* [Work to do]: Replace "total-value-label" with "sum-value-label" in the listing lines from the first line through the line containing "bar-premium-segment [287,243,328,275]". Give back only those lines, with nothing else changed.

* [Input for this task]:

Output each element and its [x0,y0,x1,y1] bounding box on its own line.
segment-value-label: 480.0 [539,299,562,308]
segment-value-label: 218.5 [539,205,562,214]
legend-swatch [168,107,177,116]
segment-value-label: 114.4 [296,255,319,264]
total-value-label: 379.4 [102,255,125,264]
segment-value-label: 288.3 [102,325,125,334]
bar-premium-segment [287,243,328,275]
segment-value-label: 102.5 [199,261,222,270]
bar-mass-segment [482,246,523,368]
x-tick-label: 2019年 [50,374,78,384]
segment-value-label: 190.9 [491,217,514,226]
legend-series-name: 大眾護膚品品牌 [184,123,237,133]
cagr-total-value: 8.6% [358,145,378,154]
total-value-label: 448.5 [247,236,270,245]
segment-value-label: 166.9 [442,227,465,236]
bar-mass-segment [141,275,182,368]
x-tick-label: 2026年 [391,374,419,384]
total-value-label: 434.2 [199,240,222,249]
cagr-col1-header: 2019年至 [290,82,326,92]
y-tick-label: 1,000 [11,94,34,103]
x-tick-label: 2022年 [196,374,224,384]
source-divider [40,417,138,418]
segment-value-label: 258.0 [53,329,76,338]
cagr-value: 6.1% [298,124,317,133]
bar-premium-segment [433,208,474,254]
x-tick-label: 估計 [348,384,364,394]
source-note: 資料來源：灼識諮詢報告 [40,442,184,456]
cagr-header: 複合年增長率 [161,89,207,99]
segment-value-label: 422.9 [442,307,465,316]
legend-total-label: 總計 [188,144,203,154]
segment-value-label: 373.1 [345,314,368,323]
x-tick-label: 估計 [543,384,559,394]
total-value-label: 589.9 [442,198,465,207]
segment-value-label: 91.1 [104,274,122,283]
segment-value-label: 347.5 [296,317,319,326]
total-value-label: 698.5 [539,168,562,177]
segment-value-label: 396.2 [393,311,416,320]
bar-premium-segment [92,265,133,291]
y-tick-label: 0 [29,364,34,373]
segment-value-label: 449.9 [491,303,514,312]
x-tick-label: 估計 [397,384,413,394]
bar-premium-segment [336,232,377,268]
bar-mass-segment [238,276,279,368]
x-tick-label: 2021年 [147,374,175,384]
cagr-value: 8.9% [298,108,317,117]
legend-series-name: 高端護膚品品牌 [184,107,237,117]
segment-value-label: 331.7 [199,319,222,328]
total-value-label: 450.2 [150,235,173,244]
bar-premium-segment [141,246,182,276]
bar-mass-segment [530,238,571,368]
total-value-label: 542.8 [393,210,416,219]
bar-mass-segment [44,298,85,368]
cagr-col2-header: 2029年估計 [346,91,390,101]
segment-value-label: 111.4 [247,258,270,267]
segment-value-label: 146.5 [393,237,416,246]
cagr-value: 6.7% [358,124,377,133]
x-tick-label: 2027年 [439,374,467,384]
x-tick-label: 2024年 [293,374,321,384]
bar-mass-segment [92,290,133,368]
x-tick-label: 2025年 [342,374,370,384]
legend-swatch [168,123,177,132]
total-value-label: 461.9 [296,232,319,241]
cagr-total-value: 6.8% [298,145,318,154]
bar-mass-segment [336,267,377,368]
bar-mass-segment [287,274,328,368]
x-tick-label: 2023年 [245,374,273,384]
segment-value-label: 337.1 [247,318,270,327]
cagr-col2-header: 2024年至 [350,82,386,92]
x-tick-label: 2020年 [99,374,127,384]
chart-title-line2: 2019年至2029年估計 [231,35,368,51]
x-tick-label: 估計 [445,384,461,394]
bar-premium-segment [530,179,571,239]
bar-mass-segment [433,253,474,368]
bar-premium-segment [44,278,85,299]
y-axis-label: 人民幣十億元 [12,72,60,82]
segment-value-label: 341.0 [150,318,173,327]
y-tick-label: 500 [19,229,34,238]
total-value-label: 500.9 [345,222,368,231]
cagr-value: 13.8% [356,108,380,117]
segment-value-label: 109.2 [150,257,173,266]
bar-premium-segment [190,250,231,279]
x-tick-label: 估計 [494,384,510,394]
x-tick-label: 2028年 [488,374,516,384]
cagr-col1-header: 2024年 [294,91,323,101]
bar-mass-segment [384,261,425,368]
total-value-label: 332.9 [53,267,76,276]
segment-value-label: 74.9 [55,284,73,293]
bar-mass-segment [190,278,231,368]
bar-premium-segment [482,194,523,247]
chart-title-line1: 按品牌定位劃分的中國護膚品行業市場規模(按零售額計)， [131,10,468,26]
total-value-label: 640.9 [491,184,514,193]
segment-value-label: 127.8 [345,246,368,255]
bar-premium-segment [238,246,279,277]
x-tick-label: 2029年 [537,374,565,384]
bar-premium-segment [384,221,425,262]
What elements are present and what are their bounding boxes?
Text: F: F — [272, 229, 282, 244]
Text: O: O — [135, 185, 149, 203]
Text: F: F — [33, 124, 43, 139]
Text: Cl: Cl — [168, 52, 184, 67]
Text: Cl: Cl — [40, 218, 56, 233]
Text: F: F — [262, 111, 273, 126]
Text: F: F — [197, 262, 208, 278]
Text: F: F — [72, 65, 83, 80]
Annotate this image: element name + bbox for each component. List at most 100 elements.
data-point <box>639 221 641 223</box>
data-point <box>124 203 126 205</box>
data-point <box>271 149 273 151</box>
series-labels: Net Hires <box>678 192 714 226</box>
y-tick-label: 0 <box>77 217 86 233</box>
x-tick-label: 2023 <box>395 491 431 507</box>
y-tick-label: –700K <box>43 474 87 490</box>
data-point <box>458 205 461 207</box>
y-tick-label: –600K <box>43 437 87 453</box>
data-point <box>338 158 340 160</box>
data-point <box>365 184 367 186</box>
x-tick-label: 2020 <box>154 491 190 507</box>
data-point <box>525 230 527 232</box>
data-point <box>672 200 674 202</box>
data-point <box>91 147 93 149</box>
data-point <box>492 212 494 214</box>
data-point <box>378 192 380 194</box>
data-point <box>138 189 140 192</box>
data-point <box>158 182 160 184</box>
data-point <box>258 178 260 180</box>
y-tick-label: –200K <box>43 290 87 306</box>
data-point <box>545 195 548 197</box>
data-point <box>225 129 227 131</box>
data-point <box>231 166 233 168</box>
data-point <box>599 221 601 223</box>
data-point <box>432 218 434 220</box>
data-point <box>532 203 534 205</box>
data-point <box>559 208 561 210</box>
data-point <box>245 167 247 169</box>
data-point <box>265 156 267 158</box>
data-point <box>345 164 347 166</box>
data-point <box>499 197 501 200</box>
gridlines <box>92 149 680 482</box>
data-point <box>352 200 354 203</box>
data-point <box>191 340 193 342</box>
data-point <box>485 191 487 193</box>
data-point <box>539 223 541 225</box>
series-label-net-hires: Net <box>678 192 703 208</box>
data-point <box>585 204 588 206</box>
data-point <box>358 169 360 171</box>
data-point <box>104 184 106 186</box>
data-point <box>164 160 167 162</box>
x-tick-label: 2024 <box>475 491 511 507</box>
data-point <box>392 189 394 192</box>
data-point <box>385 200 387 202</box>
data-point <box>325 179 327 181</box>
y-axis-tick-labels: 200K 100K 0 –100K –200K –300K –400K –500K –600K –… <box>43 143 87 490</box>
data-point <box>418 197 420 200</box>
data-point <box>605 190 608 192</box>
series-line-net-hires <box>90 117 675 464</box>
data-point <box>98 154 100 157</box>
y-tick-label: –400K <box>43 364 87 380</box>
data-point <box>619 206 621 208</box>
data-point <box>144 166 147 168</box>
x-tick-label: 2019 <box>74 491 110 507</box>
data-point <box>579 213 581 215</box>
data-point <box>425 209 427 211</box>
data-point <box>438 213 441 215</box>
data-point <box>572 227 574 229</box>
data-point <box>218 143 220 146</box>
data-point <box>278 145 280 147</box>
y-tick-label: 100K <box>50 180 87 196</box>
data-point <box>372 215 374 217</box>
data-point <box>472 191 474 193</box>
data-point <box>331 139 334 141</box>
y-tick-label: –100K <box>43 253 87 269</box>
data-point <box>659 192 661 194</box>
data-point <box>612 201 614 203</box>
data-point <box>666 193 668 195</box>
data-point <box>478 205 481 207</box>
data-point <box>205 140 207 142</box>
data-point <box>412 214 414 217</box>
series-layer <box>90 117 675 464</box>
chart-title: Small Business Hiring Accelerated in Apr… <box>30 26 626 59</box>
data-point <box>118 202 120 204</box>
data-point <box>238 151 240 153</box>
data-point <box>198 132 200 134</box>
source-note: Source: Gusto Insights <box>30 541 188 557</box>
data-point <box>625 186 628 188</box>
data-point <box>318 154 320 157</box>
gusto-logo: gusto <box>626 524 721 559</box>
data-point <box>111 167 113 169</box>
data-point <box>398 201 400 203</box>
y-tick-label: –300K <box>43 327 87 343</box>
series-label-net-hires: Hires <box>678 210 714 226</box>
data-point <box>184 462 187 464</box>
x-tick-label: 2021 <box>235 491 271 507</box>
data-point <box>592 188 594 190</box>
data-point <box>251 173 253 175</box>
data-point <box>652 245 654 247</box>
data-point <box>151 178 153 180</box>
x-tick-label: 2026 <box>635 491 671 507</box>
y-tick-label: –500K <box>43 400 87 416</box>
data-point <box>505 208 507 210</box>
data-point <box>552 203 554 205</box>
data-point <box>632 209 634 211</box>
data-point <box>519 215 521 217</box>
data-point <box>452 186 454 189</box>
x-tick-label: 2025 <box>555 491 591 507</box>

* [Task answer]:
Output each element and its [x0,y0,x1,y1] bounding box on its own line.
segment-value-label: 480.0 [539,299,562,308]
segment-value-label: 218.5 [539,205,562,214]
legend-swatch [168,107,177,116]
segment-value-label: 114.4 [296,255,319,264]
sum-value-label: 379.4 [102,255,125,264]
segment-value-label: 288.3 [102,325,125,334]
bar-premium-segment [287,243,328,275]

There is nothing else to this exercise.